Exercise = What is the number of lines containing the string "wizerunek"? Answer with the number only.

________________________

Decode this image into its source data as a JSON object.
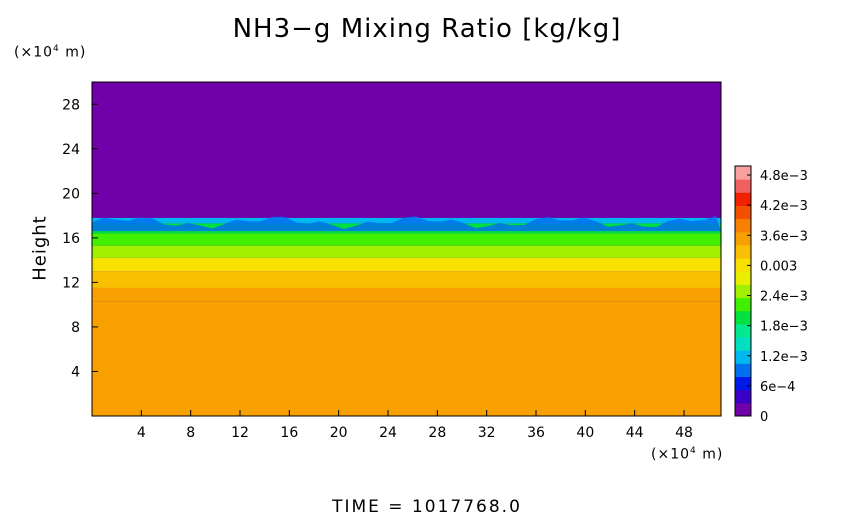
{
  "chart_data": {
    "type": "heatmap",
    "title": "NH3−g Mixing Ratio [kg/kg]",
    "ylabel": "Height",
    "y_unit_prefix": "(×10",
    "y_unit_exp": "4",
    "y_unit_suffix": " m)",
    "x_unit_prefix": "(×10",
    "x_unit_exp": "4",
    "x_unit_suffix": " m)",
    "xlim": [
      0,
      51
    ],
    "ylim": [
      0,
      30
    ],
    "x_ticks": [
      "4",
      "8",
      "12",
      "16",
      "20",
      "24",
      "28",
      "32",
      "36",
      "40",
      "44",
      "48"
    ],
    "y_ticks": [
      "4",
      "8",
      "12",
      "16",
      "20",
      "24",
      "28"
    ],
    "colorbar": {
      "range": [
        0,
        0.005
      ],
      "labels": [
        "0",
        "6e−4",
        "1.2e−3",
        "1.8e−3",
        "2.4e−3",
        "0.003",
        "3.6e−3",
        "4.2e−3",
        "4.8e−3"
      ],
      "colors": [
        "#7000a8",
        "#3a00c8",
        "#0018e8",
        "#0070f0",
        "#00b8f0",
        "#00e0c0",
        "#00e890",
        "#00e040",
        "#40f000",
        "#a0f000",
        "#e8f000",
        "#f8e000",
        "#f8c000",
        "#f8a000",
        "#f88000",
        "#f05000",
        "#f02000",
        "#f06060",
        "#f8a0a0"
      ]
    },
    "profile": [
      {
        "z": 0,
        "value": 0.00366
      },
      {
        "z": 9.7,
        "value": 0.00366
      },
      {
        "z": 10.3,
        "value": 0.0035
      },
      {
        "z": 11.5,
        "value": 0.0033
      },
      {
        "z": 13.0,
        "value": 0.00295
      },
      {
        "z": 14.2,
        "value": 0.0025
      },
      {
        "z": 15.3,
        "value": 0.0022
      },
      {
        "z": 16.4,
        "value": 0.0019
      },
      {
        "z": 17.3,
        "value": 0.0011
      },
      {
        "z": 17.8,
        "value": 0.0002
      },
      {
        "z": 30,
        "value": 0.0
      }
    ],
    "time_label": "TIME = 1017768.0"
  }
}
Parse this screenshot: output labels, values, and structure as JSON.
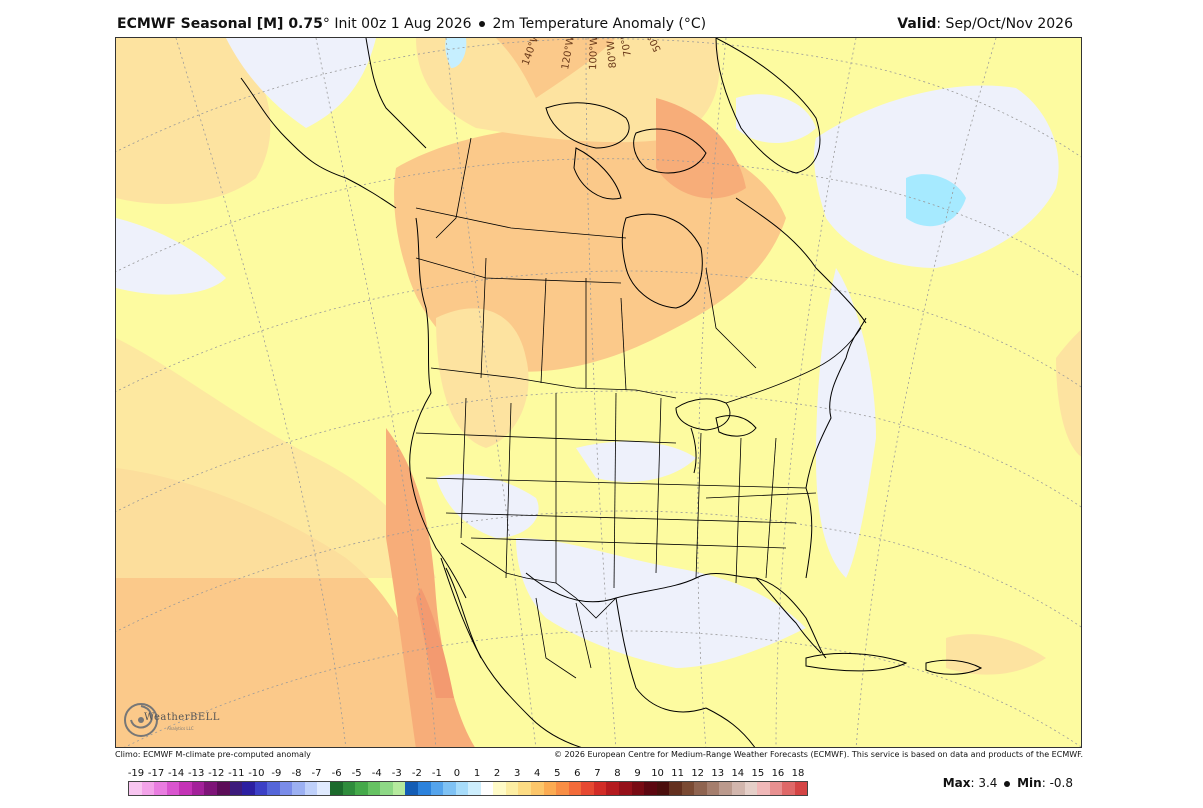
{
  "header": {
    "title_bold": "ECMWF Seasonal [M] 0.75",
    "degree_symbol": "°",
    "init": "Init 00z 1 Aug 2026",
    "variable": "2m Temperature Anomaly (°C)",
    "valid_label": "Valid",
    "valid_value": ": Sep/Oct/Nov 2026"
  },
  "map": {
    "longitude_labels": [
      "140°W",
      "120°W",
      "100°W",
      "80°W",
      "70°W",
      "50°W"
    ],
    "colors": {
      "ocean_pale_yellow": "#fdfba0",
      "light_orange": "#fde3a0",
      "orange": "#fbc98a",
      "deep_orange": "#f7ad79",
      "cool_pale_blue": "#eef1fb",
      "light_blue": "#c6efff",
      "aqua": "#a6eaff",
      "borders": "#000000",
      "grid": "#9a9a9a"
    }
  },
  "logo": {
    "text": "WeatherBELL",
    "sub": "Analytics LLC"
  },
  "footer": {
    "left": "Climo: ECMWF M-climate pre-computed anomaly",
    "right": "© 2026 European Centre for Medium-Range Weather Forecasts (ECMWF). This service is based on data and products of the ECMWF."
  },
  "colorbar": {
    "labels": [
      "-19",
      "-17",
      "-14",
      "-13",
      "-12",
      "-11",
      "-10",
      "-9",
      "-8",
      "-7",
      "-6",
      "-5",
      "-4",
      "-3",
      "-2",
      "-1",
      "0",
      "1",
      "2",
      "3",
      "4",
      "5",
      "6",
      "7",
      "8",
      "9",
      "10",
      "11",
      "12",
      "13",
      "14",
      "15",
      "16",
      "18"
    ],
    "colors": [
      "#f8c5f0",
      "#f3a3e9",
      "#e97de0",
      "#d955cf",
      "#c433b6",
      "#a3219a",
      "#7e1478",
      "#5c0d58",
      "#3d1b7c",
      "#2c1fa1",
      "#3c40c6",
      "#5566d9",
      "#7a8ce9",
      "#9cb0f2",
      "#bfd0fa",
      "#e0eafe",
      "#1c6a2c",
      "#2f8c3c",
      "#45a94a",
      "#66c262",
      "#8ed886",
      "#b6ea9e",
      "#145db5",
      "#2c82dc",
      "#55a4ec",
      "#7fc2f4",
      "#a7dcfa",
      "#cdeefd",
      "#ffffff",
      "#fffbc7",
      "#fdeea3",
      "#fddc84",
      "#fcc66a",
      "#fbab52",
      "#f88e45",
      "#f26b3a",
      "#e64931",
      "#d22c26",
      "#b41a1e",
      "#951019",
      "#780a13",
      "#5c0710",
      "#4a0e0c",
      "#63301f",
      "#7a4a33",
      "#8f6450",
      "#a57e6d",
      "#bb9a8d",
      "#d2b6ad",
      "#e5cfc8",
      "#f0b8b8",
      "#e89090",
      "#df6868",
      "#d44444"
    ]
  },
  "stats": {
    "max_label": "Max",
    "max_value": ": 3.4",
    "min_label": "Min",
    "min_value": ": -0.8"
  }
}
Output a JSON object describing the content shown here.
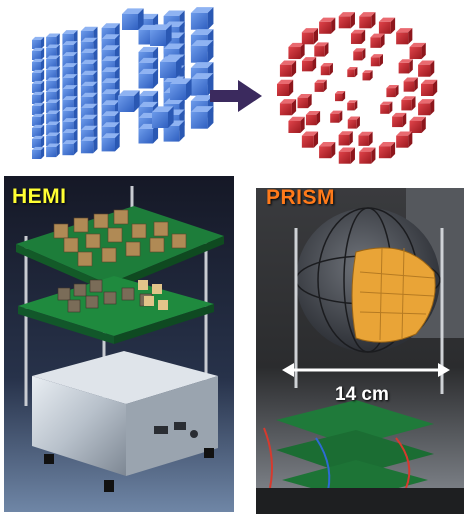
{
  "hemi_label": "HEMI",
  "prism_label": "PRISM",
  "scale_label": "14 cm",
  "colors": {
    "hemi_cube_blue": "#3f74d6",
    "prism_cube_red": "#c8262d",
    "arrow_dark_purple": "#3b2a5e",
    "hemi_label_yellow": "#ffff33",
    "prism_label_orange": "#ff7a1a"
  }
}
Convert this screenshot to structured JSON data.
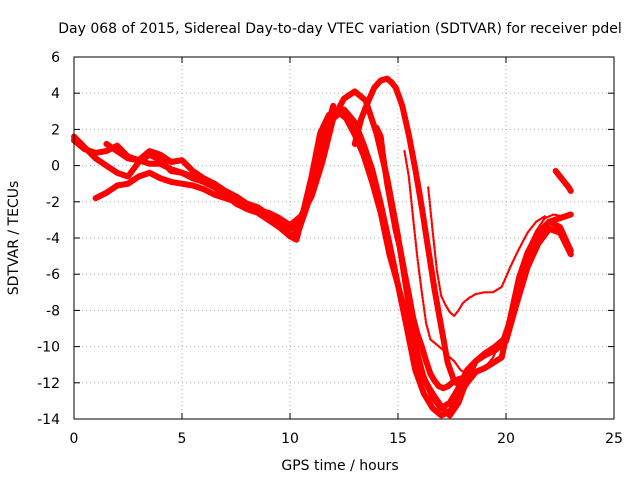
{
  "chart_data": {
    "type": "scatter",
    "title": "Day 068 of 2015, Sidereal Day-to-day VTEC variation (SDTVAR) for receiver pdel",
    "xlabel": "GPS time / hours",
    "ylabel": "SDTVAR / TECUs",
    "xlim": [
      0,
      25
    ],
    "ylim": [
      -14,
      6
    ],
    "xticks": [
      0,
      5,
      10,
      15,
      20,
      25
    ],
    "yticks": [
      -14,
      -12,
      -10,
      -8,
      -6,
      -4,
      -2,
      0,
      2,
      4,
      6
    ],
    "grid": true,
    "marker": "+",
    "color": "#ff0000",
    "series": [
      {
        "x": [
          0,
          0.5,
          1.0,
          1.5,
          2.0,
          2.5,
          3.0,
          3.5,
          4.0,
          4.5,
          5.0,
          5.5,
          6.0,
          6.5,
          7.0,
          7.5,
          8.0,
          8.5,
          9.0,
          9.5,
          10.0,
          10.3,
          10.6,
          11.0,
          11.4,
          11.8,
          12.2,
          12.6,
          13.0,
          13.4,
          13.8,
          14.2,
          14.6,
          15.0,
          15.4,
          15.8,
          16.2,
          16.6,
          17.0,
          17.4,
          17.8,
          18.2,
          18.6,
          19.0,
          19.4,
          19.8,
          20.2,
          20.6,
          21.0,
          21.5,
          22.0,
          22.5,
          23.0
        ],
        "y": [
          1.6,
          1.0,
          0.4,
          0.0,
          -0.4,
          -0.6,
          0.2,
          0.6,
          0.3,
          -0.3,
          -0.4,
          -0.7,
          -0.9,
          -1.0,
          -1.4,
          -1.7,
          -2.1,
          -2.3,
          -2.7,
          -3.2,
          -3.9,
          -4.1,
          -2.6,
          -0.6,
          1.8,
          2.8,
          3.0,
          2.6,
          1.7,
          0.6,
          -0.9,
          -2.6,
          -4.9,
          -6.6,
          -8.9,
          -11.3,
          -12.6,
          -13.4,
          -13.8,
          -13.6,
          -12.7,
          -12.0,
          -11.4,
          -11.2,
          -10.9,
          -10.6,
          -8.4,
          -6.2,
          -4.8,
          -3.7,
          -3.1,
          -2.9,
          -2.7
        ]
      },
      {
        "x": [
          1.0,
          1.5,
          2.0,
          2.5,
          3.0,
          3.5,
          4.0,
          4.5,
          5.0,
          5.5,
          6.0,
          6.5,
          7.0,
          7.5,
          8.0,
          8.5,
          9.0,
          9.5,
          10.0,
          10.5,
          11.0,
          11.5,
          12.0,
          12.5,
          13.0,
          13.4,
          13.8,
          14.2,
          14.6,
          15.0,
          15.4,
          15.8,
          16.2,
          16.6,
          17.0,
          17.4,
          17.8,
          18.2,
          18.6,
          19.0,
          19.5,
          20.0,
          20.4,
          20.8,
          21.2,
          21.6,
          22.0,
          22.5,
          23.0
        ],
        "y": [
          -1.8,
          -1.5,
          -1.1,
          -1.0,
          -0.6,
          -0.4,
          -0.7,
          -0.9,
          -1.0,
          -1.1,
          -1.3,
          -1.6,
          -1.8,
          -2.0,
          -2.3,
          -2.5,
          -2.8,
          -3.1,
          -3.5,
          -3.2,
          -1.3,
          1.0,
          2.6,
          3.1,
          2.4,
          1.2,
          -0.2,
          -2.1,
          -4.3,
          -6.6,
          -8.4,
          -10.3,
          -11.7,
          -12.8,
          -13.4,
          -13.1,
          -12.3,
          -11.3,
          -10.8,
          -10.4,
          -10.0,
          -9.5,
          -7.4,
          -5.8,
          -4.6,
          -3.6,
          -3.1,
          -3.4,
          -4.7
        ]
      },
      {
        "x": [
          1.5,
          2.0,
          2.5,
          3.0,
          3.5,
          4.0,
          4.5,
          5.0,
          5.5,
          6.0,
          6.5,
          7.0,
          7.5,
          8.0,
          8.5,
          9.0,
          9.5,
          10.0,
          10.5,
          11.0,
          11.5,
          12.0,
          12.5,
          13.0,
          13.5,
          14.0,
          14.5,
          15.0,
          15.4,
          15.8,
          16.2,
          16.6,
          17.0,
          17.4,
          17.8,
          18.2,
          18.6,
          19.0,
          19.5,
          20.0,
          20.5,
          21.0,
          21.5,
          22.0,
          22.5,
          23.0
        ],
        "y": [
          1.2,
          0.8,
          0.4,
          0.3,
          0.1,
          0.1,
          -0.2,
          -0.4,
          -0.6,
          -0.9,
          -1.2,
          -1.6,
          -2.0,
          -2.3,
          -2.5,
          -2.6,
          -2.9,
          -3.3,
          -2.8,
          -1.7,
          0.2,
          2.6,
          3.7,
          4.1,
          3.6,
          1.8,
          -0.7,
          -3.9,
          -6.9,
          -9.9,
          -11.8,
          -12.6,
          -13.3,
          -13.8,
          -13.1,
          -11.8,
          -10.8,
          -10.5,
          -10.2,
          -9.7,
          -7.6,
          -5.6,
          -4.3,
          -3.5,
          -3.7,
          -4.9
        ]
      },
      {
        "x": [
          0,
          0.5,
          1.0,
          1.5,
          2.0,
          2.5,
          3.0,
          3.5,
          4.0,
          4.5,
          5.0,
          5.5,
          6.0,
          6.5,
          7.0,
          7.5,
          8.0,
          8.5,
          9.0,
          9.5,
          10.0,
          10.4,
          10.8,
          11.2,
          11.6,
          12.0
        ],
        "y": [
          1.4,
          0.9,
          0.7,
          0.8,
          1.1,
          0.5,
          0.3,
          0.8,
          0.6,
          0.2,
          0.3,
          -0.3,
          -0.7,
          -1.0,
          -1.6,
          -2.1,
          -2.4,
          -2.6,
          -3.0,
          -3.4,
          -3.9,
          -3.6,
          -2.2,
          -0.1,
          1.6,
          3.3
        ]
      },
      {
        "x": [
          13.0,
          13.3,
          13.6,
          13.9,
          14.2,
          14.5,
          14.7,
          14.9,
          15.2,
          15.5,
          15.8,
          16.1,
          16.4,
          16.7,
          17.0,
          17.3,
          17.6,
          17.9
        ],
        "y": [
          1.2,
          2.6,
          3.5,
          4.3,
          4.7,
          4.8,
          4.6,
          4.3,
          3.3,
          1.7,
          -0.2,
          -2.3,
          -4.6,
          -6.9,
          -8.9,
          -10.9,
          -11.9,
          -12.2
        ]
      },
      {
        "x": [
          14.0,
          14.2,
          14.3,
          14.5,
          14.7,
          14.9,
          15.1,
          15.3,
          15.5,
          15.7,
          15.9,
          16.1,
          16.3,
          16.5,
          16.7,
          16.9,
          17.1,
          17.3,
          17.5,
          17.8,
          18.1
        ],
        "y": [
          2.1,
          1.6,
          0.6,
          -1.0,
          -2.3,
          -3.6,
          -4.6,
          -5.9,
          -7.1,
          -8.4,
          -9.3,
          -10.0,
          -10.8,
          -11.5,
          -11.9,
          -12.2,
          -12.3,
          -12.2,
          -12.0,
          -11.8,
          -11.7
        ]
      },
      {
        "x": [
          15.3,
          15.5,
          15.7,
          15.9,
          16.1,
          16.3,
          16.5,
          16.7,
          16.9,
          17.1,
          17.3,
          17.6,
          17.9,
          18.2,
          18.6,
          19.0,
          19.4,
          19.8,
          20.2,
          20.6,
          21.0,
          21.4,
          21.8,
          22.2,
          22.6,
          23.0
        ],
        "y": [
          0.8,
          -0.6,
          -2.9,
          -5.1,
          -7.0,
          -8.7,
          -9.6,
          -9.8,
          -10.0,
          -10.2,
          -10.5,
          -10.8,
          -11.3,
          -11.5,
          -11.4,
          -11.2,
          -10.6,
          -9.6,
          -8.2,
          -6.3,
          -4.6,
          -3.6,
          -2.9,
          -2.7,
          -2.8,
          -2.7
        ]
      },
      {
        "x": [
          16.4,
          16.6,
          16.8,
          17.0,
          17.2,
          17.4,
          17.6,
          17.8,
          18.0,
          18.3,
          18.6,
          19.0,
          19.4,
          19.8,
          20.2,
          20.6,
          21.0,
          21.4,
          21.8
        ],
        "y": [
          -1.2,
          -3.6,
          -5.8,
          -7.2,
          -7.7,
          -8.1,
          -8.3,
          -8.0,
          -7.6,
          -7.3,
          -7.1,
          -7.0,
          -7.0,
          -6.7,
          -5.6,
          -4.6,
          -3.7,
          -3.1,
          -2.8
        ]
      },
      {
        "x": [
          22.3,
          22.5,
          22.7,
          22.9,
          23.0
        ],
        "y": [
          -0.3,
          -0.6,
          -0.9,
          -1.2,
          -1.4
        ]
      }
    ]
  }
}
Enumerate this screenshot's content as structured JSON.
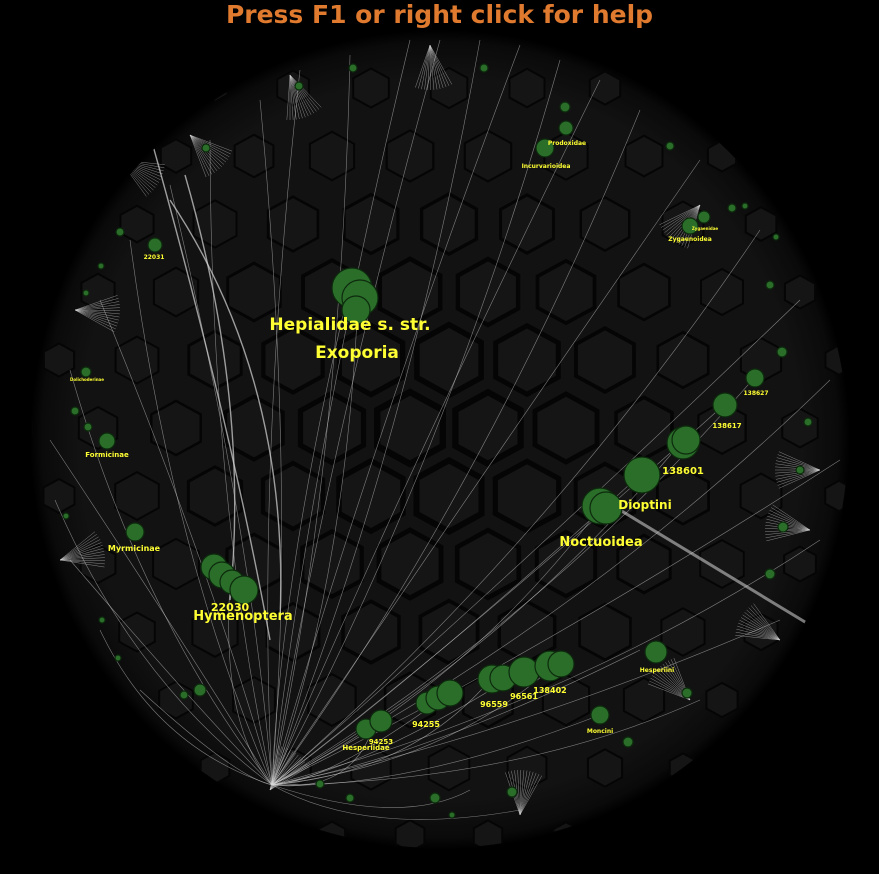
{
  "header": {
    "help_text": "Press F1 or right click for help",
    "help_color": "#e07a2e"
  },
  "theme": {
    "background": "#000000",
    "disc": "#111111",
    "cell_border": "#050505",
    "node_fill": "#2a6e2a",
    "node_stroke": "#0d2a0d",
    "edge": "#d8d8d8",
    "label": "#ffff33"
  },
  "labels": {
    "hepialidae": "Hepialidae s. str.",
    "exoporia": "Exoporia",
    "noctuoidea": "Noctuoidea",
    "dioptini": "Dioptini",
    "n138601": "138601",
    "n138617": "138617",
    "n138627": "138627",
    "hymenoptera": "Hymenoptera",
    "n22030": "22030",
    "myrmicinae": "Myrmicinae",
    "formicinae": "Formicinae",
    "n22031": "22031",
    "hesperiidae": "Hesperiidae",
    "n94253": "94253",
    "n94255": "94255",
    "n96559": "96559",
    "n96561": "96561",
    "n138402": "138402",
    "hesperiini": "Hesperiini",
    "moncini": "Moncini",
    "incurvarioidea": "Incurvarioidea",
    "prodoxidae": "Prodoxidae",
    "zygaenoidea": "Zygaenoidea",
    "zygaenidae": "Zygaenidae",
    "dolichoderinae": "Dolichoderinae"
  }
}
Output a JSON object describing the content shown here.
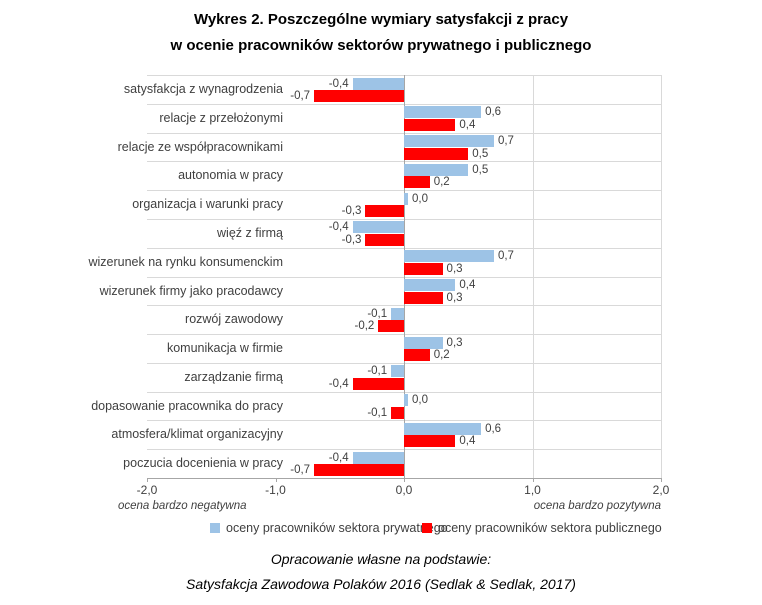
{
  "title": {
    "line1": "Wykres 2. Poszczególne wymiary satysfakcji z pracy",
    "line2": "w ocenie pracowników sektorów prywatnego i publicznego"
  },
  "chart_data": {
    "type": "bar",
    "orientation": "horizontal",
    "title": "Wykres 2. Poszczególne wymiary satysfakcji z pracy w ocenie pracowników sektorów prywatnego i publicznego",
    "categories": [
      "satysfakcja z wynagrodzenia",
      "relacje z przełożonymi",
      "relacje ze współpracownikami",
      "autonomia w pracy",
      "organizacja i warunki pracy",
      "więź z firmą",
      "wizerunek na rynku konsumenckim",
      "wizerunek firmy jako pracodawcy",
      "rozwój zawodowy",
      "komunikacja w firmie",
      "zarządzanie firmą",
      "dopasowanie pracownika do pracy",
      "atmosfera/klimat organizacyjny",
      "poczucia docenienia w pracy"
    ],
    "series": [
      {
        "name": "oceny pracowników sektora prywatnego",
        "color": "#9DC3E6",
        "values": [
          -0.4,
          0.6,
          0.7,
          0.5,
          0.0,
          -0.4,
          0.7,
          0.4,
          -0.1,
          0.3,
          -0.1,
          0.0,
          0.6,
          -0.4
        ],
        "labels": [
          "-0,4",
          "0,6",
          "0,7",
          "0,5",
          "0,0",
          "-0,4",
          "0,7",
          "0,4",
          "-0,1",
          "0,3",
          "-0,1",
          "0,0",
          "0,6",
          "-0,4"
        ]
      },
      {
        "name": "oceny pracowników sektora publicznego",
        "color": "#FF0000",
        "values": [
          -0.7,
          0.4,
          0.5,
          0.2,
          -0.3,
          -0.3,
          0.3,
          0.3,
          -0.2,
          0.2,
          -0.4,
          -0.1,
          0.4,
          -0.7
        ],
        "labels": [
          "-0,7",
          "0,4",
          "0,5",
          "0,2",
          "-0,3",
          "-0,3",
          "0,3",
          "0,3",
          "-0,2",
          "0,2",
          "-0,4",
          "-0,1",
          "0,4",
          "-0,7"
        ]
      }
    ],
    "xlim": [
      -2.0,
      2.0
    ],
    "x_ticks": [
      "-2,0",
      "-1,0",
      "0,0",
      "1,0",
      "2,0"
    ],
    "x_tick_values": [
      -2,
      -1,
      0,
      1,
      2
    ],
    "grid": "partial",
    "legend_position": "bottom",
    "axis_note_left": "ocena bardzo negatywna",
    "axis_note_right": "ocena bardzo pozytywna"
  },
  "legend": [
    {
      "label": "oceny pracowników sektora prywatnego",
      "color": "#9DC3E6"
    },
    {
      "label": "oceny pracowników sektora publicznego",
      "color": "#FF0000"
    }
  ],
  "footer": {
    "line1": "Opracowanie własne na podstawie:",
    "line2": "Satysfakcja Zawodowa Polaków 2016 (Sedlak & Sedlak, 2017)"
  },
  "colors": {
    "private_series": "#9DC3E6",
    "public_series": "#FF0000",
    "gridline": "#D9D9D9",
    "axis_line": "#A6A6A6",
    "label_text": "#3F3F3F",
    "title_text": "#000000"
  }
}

________________________

Response to this exercise = 2